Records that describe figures
## Start
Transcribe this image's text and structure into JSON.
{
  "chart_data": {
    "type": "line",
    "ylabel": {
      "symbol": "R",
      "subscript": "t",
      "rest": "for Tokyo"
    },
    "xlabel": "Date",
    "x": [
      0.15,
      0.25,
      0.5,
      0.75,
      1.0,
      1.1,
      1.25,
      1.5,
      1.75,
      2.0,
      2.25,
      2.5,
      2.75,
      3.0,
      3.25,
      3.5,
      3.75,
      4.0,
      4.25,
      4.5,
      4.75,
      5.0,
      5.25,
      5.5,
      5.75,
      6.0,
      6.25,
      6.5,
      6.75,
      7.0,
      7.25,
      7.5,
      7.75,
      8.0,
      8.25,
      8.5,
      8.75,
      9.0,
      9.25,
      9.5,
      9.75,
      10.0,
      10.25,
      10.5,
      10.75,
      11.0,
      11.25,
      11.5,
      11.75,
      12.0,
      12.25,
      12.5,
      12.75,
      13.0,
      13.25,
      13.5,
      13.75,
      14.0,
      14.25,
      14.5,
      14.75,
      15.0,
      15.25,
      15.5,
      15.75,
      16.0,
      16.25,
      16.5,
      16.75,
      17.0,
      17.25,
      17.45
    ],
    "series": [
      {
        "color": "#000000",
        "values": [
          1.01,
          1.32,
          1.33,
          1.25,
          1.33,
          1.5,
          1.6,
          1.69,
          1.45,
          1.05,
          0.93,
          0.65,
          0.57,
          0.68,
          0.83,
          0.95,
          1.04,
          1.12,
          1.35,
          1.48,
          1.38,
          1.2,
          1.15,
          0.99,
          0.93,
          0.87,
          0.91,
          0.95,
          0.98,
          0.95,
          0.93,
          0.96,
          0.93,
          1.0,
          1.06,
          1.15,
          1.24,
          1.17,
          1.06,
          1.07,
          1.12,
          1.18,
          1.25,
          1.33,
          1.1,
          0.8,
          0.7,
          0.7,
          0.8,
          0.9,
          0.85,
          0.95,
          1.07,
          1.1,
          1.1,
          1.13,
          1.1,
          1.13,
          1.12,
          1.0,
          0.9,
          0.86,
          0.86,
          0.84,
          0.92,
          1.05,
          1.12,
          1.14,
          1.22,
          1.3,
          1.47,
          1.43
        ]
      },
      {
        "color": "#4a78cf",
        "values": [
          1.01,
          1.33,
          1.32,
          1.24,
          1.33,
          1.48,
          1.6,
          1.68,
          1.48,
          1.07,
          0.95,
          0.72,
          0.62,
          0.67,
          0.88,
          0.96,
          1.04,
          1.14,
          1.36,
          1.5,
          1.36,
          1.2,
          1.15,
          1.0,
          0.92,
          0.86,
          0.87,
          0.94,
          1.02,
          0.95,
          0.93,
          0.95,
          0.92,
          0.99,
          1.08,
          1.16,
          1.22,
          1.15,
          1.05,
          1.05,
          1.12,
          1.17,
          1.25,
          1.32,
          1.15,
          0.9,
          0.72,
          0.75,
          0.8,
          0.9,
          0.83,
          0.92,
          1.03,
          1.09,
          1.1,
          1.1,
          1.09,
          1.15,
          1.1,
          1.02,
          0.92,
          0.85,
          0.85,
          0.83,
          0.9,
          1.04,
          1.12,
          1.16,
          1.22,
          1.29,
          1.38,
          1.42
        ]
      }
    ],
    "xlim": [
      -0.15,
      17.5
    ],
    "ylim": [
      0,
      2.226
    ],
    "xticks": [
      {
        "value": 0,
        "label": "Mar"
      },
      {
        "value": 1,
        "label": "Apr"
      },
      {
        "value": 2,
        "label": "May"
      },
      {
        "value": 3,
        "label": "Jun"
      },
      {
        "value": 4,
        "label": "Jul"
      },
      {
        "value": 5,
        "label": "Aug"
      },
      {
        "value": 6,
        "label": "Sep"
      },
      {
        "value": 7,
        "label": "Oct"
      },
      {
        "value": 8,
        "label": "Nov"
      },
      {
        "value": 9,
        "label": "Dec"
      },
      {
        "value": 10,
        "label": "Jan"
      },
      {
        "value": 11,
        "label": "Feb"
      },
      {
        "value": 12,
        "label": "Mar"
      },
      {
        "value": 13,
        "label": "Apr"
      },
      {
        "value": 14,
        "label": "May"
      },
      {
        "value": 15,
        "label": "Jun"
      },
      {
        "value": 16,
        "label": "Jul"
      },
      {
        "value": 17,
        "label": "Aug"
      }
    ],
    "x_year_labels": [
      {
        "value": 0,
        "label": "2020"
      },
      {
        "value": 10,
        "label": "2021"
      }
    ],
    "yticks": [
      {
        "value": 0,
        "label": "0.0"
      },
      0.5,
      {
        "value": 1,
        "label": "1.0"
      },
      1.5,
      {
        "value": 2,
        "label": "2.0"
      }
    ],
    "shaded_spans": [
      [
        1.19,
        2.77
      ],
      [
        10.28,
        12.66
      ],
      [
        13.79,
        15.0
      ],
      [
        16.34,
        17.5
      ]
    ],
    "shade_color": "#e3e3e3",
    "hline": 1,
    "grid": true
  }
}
## End
• Task directions
Reproduce all data above, unchanged.

• Task solution
Transcribe this image's text and structure into JSON.
{
  "chart_data": {
    "type": "line",
    "ylabel": {
      "symbol": "R",
      "subscript": "t",
      "rest": "for Tokyo"
    },
    "xlabel": "Date",
    "x": [
      0.15,
      0.25,
      0.5,
      0.75,
      1.0,
      1.1,
      1.25,
      1.5,
      1.75,
      2.0,
      2.25,
      2.5,
      2.75,
      3.0,
      3.25,
      3.5,
      3.75,
      4.0,
      4.25,
      4.5,
      4.75,
      5.0,
      5.25,
      5.5,
      5.75,
      6.0,
      6.25,
      6.5,
      6.75,
      7.0,
      7.25,
      7.5,
      7.75,
      8.0,
      8.25,
      8.5,
      8.75,
      9.0,
      9.25,
      9.5,
      9.75,
      10.0,
      10.25,
      10.5,
      10.75,
      11.0,
      11.25,
      11.5,
      11.75,
      12.0,
      12.25,
      12.5,
      12.75,
      13.0,
      13.25,
      13.5,
      13.75,
      14.0,
      14.25,
      14.5,
      14.75,
      15.0,
      15.25,
      15.5,
      15.75,
      16.0,
      16.25,
      16.5,
      16.75,
      17.0,
      17.25,
      17.45
    ],
    "series": [
      {
        "color": "#000000",
        "values": [
          1.01,
          1.32,
          1.33,
          1.25,
          1.33,
          1.5,
          1.6,
          1.69,
          1.45,
          1.05,
          0.93,
          0.65,
          0.57,
          0.68,
          0.83,
          0.95,
          1.04,
          1.12,
          1.35,
          1.48,
          1.38,
          1.2,
          1.15,
          0.99,
          0.93,
          0.87,
          0.91,
          0.95,
          0.98,
          0.95,
          0.93,
          0.96,
          0.93,
          1.0,
          1.06,
          1.15,
          1.24,
          1.17,
          1.06,
          1.07,
          1.12,
          1.18,
          1.25,
          1.33,
          1.1,
          0.8,
          0.7,
          0.7,
          0.8,
          0.9,
          0.85,
          0.95,
          1.07,
          1.1,
          1.1,
          1.13,
          1.1,
          1.13,
          1.12,
          1.0,
          0.9,
          0.86,
          0.86,
          0.84,
          0.92,
          1.05,
          1.12,
          1.14,
          1.22,
          1.3,
          1.47,
          1.43
        ]
      },
      {
        "color": "#4a78cf",
        "values": [
          1.01,
          1.33,
          1.32,
          1.24,
          1.33,
          1.48,
          1.6,
          1.68,
          1.48,
          1.07,
          0.95,
          0.72,
          0.62,
          0.67,
          0.88,
          0.96,
          1.04,
          1.14,
          1.36,
          1.5,
          1.36,
          1.2,
          1.15,
          1.0,
          0.92,
          0.86,
          0.87,
          0.94,
          1.02,
          0.95,
          0.93,
          0.95,
          0.92,
          0.99,
          1.08,
          1.16,
          1.22,
          1.15,
          1.05,
          1.05,
          1.12,
          1.17,
          1.25,
          1.32,
          1.15,
          0.9,
          0.72,
          0.75,
          0.8,
          0.9,
          0.83,
          0.92,
          1.03,
          1.09,
          1.1,
          1.1,
          1.09,
          1.15,
          1.1,
          1.02,
          0.92,
          0.85,
          0.85,
          0.83,
          0.9,
          1.04,
          1.12,
          1.16,
          1.22,
          1.29,
          1.38,
          1.42
        ]
      }
    ],
    "xlim": [
      -0.15,
      17.5
    ],
    "ylim": [
      0,
      2.226
    ],
    "xticks": [
      {
        "value": 0,
        "label": "Mar"
      },
      {
        "value": 1,
        "label": "Apr"
      },
      {
        "value": 2,
        "label": "May"
      },
      {
        "value": 3,
        "label": "Jun"
      },
      {
        "value": 4,
        "label": "Jul"
      },
      {
        "value": 5,
        "label": "Aug"
      },
      {
        "value": 6,
        "label": "Sep"
      },
      {
        "value": 7,
        "label": "Oct"
      },
      {
        "value": 8,
        "label": "Nov"
      },
      {
        "value": 9,
        "label": "Dec"
      },
      {
        "value": 10,
        "label": "Jan"
      },
      {
        "value": 11,
        "label": "Feb"
      },
      {
        "value": 12,
        "label": "Mar"
      },
      {
        "value": 13,
        "label": "Apr"
      },
      {
        "value": 14,
        "label": "May"
      },
      {
        "value": 15,
        "label": "Jun"
      },
      {
        "value": 16,
        "label": "Jul"
      },
      {
        "value": 17,
        "label": "Aug"
      }
    ],
    "x_year_labels": [
      {
        "value": 0,
        "label": "2020"
      },
      {
        "value": 10,
        "label": "2021"
      }
    ],
    "yticks": [
      {
        "value": 0,
        "label": "0.0"
      },
      0.5,
      {
        "value": 1,
        "label": "1.0"
      },
      1.5,
      {
        "value": 2,
        "label": "2.0"
      }
    ],
    "shaded_spans": [
      [
        1.19,
        2.77
      ],
      [
        10.28,
        12.66
      ],
      [
        13.79,
        15.0
      ],
      [
        16.34,
        17.5
      ]
    ],
    "shade_color": "#e3e3e3",
    "hline": 1,
    "grid": true
  }
}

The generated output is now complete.